■ Problem statement
Using the data below, gather each line that includes the word "immediately".

== == ==

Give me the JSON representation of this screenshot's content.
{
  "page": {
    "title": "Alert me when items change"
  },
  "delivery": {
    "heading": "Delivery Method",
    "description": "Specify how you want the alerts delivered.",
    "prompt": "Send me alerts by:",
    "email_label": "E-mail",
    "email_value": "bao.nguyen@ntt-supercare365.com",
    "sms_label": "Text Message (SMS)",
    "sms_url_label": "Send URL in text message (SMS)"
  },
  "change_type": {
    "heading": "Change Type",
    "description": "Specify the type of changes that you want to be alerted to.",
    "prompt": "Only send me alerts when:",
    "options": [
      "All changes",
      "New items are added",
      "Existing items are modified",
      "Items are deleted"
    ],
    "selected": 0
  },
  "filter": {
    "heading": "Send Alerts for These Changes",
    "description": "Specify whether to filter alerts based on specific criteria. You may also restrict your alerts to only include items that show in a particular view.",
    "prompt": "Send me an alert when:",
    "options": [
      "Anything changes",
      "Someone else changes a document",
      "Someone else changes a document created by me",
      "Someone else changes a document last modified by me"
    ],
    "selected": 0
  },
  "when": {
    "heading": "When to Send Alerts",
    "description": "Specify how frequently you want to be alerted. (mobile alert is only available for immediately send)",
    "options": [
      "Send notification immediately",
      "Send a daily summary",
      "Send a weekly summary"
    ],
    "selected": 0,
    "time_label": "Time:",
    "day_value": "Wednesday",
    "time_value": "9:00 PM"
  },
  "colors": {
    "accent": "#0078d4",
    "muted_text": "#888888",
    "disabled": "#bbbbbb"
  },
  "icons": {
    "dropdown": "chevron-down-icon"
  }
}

== == ==

■ Answer below
    "description": "Specify how frequently you want to be alerted. (mobile alert is only available for immediately send)",
      "Send notification immediately",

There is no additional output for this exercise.